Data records

--------------------------------------------------

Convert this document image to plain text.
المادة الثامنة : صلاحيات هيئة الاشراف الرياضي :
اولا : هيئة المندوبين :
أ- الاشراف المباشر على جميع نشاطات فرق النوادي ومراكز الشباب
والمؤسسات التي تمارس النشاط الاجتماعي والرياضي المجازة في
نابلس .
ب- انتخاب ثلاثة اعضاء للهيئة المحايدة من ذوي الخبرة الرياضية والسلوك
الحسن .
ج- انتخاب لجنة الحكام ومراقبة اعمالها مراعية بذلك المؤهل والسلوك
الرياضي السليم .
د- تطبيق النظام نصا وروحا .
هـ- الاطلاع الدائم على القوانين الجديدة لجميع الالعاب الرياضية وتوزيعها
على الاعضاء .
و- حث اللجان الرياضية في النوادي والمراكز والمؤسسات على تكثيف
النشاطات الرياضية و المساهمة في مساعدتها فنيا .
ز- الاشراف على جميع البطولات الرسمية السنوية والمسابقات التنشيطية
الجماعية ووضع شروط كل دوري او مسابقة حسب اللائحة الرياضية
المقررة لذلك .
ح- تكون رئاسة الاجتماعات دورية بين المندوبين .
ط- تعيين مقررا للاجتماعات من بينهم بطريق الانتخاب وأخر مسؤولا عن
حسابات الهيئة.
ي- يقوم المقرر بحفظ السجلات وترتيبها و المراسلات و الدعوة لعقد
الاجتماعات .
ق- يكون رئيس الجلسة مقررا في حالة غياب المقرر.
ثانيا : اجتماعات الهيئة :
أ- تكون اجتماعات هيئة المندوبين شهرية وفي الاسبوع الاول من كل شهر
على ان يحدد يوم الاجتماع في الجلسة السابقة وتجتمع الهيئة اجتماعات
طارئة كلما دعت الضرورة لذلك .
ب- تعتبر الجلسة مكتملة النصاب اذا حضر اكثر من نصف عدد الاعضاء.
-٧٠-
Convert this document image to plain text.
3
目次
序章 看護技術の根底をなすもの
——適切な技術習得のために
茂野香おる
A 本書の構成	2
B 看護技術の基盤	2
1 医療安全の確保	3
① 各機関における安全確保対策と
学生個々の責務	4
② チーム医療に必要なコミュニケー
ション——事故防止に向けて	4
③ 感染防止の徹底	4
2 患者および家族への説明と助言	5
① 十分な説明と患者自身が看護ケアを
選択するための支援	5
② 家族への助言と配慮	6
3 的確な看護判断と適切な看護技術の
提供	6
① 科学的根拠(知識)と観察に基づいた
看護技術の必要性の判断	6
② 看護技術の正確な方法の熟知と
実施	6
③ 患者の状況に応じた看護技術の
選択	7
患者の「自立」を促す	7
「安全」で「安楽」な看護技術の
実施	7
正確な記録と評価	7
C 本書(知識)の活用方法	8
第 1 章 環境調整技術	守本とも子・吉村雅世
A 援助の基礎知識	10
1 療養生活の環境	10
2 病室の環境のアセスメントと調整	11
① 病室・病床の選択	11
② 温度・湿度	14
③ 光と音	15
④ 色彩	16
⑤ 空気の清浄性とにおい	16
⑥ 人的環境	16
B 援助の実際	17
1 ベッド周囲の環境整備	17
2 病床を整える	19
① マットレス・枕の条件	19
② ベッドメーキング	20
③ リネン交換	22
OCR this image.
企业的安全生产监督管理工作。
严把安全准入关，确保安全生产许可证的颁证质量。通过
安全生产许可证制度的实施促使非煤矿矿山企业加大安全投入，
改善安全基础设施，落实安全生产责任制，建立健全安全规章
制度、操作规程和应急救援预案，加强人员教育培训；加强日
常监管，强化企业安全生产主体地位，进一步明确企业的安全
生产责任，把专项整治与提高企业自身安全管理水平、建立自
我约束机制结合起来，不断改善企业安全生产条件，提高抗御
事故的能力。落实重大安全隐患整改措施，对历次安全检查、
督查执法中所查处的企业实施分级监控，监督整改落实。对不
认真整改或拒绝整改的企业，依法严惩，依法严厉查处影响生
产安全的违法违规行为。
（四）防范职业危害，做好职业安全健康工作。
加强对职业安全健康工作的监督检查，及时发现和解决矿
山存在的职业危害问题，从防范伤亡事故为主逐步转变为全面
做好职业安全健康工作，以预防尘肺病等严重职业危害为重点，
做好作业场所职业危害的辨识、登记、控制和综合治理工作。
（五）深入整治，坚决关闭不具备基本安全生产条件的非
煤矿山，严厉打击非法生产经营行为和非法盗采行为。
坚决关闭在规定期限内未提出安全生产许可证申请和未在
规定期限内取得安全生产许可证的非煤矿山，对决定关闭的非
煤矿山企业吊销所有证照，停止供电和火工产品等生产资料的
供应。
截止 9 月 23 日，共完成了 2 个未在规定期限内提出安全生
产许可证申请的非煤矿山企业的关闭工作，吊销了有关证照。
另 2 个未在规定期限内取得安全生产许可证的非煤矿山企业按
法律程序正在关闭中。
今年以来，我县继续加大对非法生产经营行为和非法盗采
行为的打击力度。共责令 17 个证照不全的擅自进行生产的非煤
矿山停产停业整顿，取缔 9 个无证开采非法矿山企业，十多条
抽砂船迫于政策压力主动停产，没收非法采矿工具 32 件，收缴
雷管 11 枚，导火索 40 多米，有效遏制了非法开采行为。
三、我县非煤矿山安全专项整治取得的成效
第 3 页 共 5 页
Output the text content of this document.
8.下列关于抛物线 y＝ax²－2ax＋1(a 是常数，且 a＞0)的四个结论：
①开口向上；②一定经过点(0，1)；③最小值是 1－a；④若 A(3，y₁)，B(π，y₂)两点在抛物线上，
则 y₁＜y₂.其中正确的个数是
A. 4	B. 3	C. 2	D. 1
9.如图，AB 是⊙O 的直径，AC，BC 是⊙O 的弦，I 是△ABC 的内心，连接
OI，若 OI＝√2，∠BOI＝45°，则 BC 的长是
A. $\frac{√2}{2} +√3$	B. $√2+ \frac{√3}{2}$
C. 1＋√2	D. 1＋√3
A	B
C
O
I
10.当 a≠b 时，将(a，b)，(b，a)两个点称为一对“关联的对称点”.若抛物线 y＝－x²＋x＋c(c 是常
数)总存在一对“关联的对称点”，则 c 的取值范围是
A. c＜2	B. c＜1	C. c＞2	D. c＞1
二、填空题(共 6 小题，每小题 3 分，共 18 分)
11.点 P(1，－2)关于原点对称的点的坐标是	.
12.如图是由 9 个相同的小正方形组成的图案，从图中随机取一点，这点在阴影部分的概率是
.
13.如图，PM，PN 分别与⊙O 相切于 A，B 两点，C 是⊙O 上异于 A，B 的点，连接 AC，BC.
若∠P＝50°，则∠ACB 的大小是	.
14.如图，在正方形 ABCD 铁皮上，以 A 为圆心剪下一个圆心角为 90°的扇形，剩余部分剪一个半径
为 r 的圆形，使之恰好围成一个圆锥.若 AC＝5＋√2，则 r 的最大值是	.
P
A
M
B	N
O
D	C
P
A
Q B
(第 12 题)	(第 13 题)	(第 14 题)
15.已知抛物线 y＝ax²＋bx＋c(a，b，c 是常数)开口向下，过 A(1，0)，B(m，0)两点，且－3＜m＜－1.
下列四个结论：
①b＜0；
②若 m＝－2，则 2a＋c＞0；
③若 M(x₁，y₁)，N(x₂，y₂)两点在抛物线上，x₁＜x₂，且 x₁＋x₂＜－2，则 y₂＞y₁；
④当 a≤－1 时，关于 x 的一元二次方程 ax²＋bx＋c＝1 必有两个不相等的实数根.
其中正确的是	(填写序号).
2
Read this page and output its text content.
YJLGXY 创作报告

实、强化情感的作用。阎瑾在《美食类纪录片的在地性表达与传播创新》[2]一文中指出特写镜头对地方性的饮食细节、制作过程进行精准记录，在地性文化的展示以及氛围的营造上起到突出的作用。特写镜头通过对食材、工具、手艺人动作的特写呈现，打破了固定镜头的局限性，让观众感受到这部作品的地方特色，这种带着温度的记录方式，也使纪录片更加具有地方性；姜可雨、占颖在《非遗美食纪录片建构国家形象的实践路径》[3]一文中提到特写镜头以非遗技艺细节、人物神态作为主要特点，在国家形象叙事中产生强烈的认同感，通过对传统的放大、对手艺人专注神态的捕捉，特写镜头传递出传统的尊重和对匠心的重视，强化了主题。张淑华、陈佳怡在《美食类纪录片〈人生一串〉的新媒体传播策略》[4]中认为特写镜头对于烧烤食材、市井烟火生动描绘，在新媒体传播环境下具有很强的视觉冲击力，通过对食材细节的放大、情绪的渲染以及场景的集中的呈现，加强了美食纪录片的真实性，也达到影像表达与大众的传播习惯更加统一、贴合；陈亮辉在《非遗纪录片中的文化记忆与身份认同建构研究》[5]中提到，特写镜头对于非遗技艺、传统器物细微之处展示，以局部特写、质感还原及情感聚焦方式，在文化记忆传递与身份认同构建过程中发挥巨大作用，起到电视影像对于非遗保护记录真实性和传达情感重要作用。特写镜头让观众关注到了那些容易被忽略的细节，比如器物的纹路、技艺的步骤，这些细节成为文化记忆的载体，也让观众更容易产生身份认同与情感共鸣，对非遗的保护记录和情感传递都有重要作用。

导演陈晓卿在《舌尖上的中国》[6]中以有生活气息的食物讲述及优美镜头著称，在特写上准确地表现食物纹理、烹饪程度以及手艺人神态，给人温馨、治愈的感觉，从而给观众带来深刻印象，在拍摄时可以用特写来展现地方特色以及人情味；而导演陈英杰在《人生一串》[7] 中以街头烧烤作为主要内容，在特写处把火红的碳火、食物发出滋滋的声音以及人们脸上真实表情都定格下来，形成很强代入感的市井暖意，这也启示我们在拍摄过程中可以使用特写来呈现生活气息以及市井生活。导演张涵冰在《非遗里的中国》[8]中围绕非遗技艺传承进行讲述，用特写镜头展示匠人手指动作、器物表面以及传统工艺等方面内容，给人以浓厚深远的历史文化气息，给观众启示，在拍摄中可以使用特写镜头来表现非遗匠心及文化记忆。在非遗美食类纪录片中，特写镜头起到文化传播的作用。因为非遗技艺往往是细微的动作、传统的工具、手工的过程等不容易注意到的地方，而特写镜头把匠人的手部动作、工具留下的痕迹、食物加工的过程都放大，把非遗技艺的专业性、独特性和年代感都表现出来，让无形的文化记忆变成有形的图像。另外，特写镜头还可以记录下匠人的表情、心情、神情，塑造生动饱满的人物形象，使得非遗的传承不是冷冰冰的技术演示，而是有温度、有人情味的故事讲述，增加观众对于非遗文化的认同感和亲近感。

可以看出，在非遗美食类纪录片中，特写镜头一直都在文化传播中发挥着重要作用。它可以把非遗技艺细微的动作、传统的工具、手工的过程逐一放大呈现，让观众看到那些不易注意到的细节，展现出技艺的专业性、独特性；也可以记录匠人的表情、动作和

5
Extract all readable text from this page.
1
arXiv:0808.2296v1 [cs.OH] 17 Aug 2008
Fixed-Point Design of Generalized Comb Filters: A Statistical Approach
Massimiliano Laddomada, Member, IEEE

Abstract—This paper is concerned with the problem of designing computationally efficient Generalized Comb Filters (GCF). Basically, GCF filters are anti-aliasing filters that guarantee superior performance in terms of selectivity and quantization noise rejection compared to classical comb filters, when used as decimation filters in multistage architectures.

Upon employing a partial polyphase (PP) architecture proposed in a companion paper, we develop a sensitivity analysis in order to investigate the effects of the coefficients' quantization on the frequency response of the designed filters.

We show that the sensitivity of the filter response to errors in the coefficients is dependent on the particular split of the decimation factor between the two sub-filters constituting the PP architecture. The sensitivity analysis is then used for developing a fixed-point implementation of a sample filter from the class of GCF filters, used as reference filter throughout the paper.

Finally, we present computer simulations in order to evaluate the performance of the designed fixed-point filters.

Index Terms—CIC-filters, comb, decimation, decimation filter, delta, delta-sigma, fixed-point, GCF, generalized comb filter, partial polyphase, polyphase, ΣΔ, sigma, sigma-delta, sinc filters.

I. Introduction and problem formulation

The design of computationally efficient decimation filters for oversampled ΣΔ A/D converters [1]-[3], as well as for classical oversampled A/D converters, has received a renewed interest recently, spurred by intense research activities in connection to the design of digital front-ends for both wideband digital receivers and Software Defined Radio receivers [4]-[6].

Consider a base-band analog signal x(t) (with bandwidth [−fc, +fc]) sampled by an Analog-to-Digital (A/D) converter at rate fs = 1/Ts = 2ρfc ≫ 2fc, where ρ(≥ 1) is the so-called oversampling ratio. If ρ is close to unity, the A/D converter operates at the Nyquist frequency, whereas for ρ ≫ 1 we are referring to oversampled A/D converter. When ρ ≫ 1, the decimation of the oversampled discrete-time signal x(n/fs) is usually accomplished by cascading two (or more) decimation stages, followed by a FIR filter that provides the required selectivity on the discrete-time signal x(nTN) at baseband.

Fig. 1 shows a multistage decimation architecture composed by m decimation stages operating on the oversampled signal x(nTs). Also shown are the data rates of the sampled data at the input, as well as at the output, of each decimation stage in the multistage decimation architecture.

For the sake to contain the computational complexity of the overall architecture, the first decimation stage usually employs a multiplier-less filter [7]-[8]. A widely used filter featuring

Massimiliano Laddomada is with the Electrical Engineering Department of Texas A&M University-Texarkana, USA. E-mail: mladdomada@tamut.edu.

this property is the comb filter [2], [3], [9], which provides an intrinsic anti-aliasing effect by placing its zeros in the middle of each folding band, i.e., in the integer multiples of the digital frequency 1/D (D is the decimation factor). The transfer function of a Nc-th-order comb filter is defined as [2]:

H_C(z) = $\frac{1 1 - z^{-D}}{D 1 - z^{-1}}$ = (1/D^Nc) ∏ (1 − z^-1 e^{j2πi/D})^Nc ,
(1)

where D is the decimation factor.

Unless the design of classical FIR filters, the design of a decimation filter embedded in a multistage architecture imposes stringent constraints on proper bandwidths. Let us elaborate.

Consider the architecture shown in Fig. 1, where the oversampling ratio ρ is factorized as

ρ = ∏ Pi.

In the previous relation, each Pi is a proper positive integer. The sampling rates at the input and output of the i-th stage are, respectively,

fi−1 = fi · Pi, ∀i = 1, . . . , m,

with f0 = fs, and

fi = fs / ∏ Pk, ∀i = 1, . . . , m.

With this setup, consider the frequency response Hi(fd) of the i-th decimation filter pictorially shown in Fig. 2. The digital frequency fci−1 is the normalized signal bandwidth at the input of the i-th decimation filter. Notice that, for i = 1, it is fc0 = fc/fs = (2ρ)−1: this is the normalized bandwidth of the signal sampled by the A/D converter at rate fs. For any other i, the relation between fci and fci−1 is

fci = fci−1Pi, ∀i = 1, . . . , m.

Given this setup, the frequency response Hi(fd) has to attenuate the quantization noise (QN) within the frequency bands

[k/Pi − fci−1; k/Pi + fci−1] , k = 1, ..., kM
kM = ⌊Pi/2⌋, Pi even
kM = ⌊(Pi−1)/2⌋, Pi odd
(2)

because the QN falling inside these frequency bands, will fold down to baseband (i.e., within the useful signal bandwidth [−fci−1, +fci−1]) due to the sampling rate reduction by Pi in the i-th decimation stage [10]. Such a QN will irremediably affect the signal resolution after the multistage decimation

--------------------------------------------------

For the listing above, identify each line bearing "المندوبين".

CORRECT OUTPUT =
اولا : هيئة المندوبين :
ح- تكون رئاسة الاجتماعات دورية بين المندوبين .
أ- تكون اجتماعات هيئة المندوبين شهرية وفي الاسبوع الاول من كل شهر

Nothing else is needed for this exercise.